# PETUNJUK LATIHAN
Kembalikan baris-baris daftar di bawah, mulai dari baris yang memuat "message-outgoing: ji [1519, 442, 1585, 512]" sampai baris yang memuat "message-incoming: hi [457, 538, 532, 608]", termasuk kedua baris itu. Tulis ulang setiap baris persis sama, tanpa perubahan apa pun.
══════
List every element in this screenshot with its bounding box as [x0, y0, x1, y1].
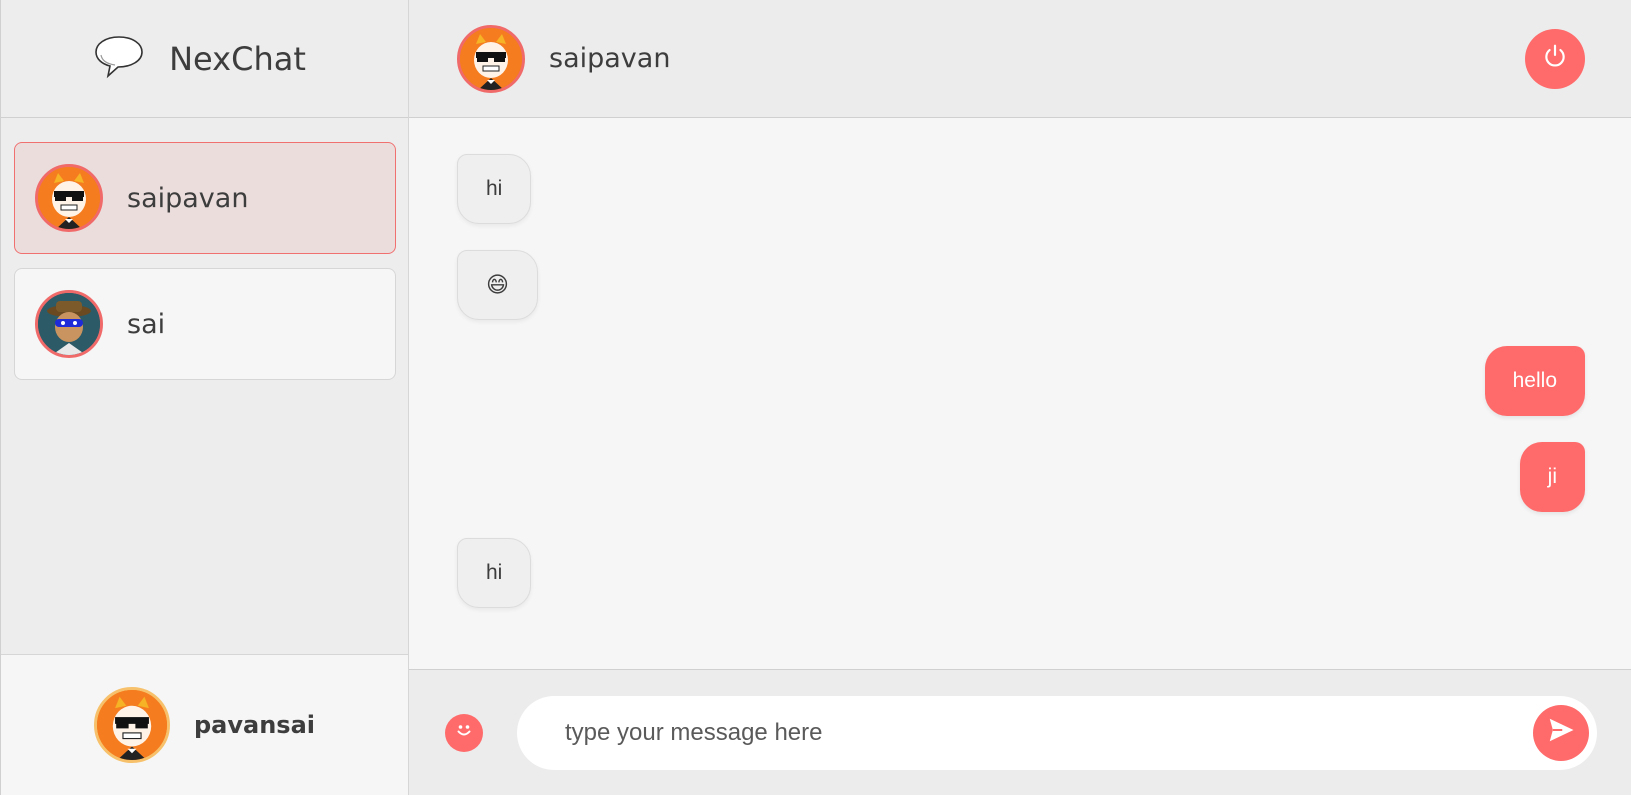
message-outgoing: ji [1519, 442, 1585, 512]
cat-sunglasses-avatar[interactable] [93, 687, 170, 763]
cat-sunglasses-avatar [457, 24, 525, 93]
message-list: hi 😄 hello ji hi [409, 118, 1631, 669]
contact-item-saipavan[interactable]: saipavan [14, 142, 396, 254]
message-incoming: 😄 [457, 250, 538, 320]
app-title: NexChat [169, 39, 306, 78]
speech-bubble-icon [93, 33, 145, 84]
chat-contact-name: saipavan [549, 43, 671, 74]
chat-panel: saipavan hi 😄 hello ji hi [409, 0, 1631, 795]
power-icon [1542, 43, 1568, 74]
emoji-picker-button[interactable] [445, 713, 483, 752]
cowboy-masked-avatar [35, 290, 103, 358]
contact-name: sai [127, 308, 166, 340]
message-outgoing: hello [1484, 346, 1585, 416]
app-root: NexChat saipavan sai pavansai saipavan h… [0, 0, 1631, 795]
message-incoming: hi [457, 538, 532, 608]
smiley-icon [452, 718, 476, 747]
contact-list: saipavan sai [1, 118, 408, 654]
brand-header: NexChat [1, 0, 408, 118]
send-icon [1546, 715, 1576, 750]
logout-button[interactable] [1525, 28, 1585, 89]
message-incoming: hi [457, 154, 532, 224]
contact-name: saipavan [127, 182, 249, 214]
chat-header: saipavan [409, 0, 1631, 118]
contact-item-sai[interactable]: sai [14, 268, 396, 380]
send-button[interactable] [1533, 704, 1589, 761]
message-input[interactable] [565, 718, 1533, 747]
current-user-panel: pavansai [1, 654, 408, 795]
cat-sunglasses-avatar [35, 164, 103, 232]
message-input-wrapper [517, 695, 1597, 770]
message-composer [409, 669, 1631, 795]
current-user-name: pavansai [193, 711, 315, 739]
sidebar: NexChat saipavan sai pavansai [0, 0, 409, 795]
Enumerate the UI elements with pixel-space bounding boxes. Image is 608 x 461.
══════
# HASILNYA
message-outgoing: ji [1519, 442, 1585, 512]
cat-sunglasses-avatar[interactable] [93, 687, 170, 763]
cat-sunglasses-avatar [457, 24, 525, 93]
message-list: hi 😄 hello ji hi [409, 118, 1631, 669]
contact-item-saipavan[interactable]: saipavan [14, 142, 396, 254]
message-incoming: 😄 [457, 250, 538, 320]
app-title: NexChat [169, 39, 306, 78]
speech-bubble-icon [93, 33, 145, 84]
chat-contact-name: saipavan [549, 43, 671, 74]
chat-panel: saipavan hi 😄 hello ji hi [409, 0, 1631, 795]
power-icon [1542, 43, 1568, 74]
emoji-picker-button[interactable] [445, 713, 483, 752]
cowboy-masked-avatar [35, 290, 103, 358]
contact-name: sai [127, 308, 166, 340]
message-outgoing: hello [1484, 346, 1585, 416]
app-root: NexChat saipavan sai pavansai saipavan h… [0, 0, 1631, 795]
message-incoming: hi [457, 538, 532, 608]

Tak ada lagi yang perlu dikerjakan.